#### Instructions for the task
Write out each line that follows exactly as it stands, without the pictures.

[Dataset records]
_ _ _ _ _

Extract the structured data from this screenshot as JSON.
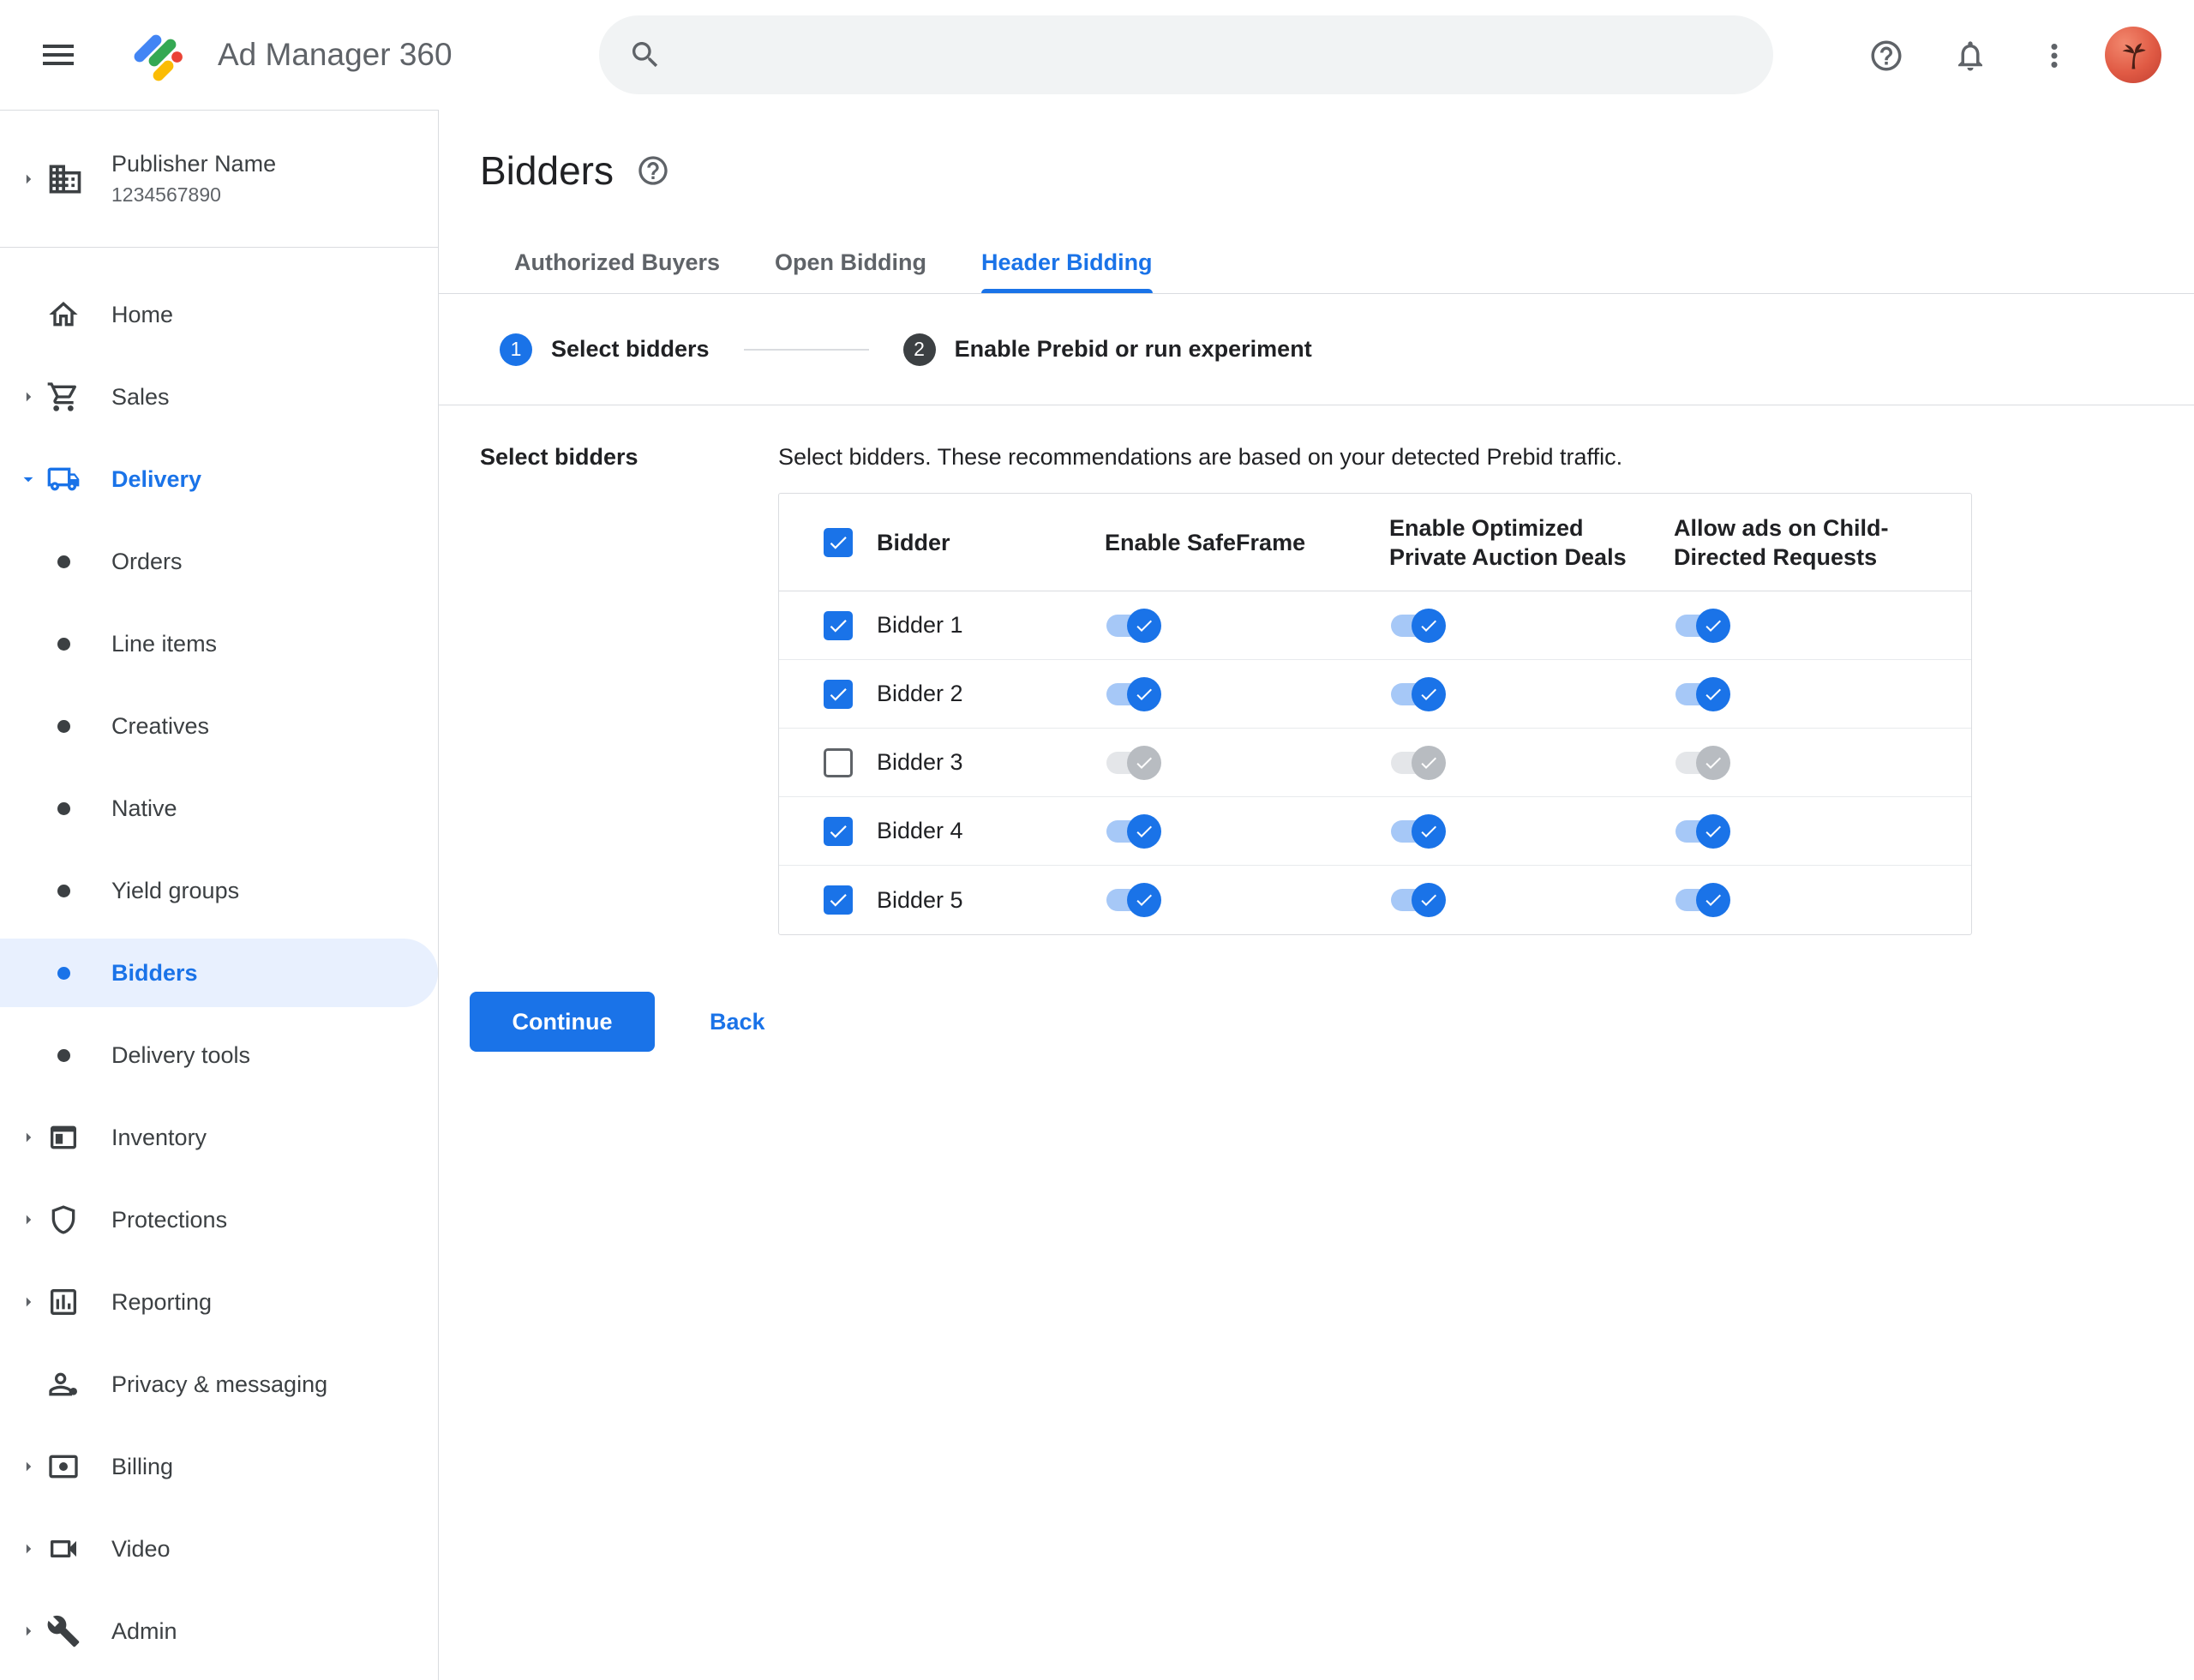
{
  "topbar": {
    "app_title": "Ad Manager 360",
    "search_value": ""
  },
  "sidebar": {
    "publisher_name": "Publisher Name",
    "publisher_id": "1234567890",
    "items": [
      {
        "label": "Home",
        "icon": "home-icon",
        "arrow": "none",
        "level": 0
      },
      {
        "label": "Sales",
        "icon": "cart-icon",
        "arrow": "right",
        "level": 0
      },
      {
        "label": "Delivery",
        "icon": "truck-icon",
        "arrow": "down",
        "level": 0,
        "active": true
      },
      {
        "label": "Orders",
        "icon": "bullet",
        "arrow": "none",
        "level": 1
      },
      {
        "label": "Line items",
        "icon": "bullet",
        "arrow": "none",
        "level": 1
      },
      {
        "label": "Creatives",
        "icon": "bullet",
        "arrow": "none",
        "level": 1
      },
      {
        "label": "Native",
        "icon": "bullet",
        "arrow": "none",
        "level": 1
      },
      {
        "label": "Yield groups",
        "icon": "bullet",
        "arrow": "none",
        "level": 1
      },
      {
        "label": "Bidders",
        "icon": "bullet",
        "arrow": "none",
        "level": 1,
        "selected": true
      },
      {
        "label": "Delivery tools",
        "icon": "bullet",
        "arrow": "none",
        "level": 1
      },
      {
        "label": "Inventory",
        "icon": "inventory-icon",
        "arrow": "right",
        "level": 0
      },
      {
        "label": "Protections",
        "icon": "shield-icon",
        "arrow": "right",
        "level": 0
      },
      {
        "label": "Reporting",
        "icon": "report-icon",
        "arrow": "right",
        "level": 0
      },
      {
        "label": "Privacy & messaging",
        "icon": "privacy-icon",
        "arrow": "none",
        "level": 0
      },
      {
        "label": "Billing",
        "icon": "billing-icon",
        "arrow": "right",
        "level": 0
      },
      {
        "label": "Video",
        "icon": "video-icon",
        "arrow": "right",
        "level": 0
      },
      {
        "label": "Admin",
        "icon": "admin-icon",
        "arrow": "right",
        "level": 0
      }
    ]
  },
  "main": {
    "page_title": "Bidders",
    "tabs": [
      {
        "label": "Authorized Buyers",
        "active": false
      },
      {
        "label": "Open Bidding",
        "active": false
      },
      {
        "label": "Header Bidding",
        "active": true
      }
    ],
    "stepper": [
      {
        "number": "1",
        "label": "Select bidders",
        "state": "active"
      },
      {
        "number": "2",
        "label": "Enable Prebid or run experiment",
        "state": "upcoming"
      }
    ],
    "section_label": "Select bidders",
    "description": "Select bidders. These recommendations are based on your detected Prebid traffic.",
    "table": {
      "columns": [
        "Bidder",
        "Enable SafeFrame",
        "Enable Optimized Private Auction Deals",
        "Allow ads on Child-Directed Requests"
      ],
      "header_checkbox_checked": true,
      "rows": [
        {
          "name": "Bidder 1",
          "checked": true,
          "safeframe": true,
          "optimized_deals": true,
          "child_directed": true
        },
        {
          "name": "Bidder 2",
          "checked": true,
          "safeframe": true,
          "optimized_deals": true,
          "child_directed": true
        },
        {
          "name": "Bidder 3",
          "checked": false,
          "safeframe": false,
          "optimized_deals": false,
          "child_directed": false
        },
        {
          "name": "Bidder 4",
          "checked": true,
          "safeframe": true,
          "optimized_deals": true,
          "child_directed": true
        },
        {
          "name": "Bidder 5",
          "checked": true,
          "safeframe": true,
          "optimized_deals": true,
          "child_directed": true
        }
      ]
    },
    "continue_label": "Continue",
    "back_label": "Back"
  },
  "colors": {
    "accent_blue": "#1a73e8",
    "selected_bg": "#e8f0fe",
    "text_primary": "#202124",
    "text_secondary": "#5f6368",
    "divider": "#dadce0",
    "toggle_on_track": "#a6c8f7",
    "toggle_off_track": "#e4e6e9",
    "toggle_off_thumb": "#b8bcc1",
    "step_inactive": "#3c4043"
  }
}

_ _ _ _ _

#### Solution to this exercise
Extract the structured data from this screenshot as JSON.
{
  "topbar": {
    "app_title": "Ad Manager 360",
    "search_value": ""
  },
  "sidebar": {
    "publisher_name": "Publisher Name",
    "publisher_id": "1234567890",
    "items": [
      {
        "label": "Home",
        "icon": "home-icon",
        "arrow": "none",
        "level": 0
      },
      {
        "label": "Sales",
        "icon": "cart-icon",
        "arrow": "right",
        "level": 0
      },
      {
        "label": "Delivery",
        "icon": "truck-icon",
        "arrow": "down",
        "level": 0,
        "active": true
      },
      {
        "label": "Orders",
        "icon": "bullet",
        "arrow": "none",
        "level": 1
      },
      {
        "label": "Line items",
        "icon": "bullet",
        "arrow": "none",
        "level": 1
      },
      {
        "label": "Creatives",
        "icon": "bullet",
        "arrow": "none",
        "level": 1
      },
      {
        "label": "Native",
        "icon": "bullet",
        "arrow": "none",
        "level": 1
      },
      {
        "label": "Yield groups",
        "icon": "bullet",
        "arrow": "none",
        "level": 1
      },
      {
        "label": "Bidders",
        "icon": "bullet",
        "arrow": "none",
        "level": 1,
        "selected": true
      },
      {
        "label": "Delivery tools",
        "icon": "bullet",
        "arrow": "none",
        "level": 1
      },
      {
        "label": "Inventory",
        "icon": "inventory-icon",
        "arrow": "right",
        "level": 0
      },
      {
        "label": "Protections",
        "icon": "shield-icon",
        "arrow": "right",
        "level": 0
      },
      {
        "label": "Reporting",
        "icon": "report-icon",
        "arrow": "right",
        "level": 0
      },
      {
        "label": "Privacy & messaging",
        "icon": "privacy-icon",
        "arrow": "none",
        "level": 0
      },
      {
        "label": "Billing",
        "icon": "billing-icon",
        "arrow": "right",
        "level": 0
      },
      {
        "label": "Video",
        "icon": "video-icon",
        "arrow": "right",
        "level": 0
      },
      {
        "label": "Admin",
        "icon": "admin-icon",
        "arrow": "right",
        "level": 0
      }
    ]
  },
  "main": {
    "page_title": "Bidders",
    "tabs": [
      {
        "label": "Authorized Buyers",
        "active": false
      },
      {
        "label": "Open Bidding",
        "active": false
      },
      {
        "label": "Header Bidding",
        "active": true
      }
    ],
    "stepper": [
      {
        "number": "1",
        "label": "Select bidders",
        "state": "active"
      },
      {
        "number": "2",
        "label": "Enable Prebid or run experiment",
        "state": "upcoming"
      }
    ],
    "section_label": "Select bidders",
    "description": "Select bidders. These recommendations are based on your detected Prebid traffic.",
    "table": {
      "columns": [
        "Bidder",
        "Enable SafeFrame",
        "Enable Optimized Private Auction Deals",
        "Allow ads on Child-Directed Requests"
      ],
      "header_checkbox_checked": true,
      "rows": [
        {
          "name": "Bidder 1",
          "checked": true,
          "safeframe": true,
          "optimized_deals": true,
          "child_directed": true
        },
        {
          "name": "Bidder 2",
          "checked": true,
          "safeframe": true,
          "optimized_deals": true,
          "child_directed": true
        },
        {
          "name": "Bidder 3",
          "checked": false,
          "safeframe": false,
          "optimized_deals": false,
          "child_directed": false
        },
        {
          "name": "Bidder 4",
          "checked": true,
          "safeframe": true,
          "optimized_deals": true,
          "child_directed": true
        },
        {
          "name": "Bidder 5",
          "checked": true,
          "safeframe": true,
          "optimized_deals": true,
          "child_directed": true
        }
      ]
    },
    "continue_label": "Continue",
    "back_label": "Back"
  },
  "colors": {
    "accent_blue": "#1a73e8",
    "selected_bg": "#e8f0fe",
    "text_primary": "#202124",
    "text_secondary": "#5f6368",
    "divider": "#dadce0",
    "toggle_on_track": "#a6c8f7",
    "toggle_off_track": "#e4e6e9",
    "toggle_off_thumb": "#b8bcc1",
    "step_inactive": "#3c4043"
  }
}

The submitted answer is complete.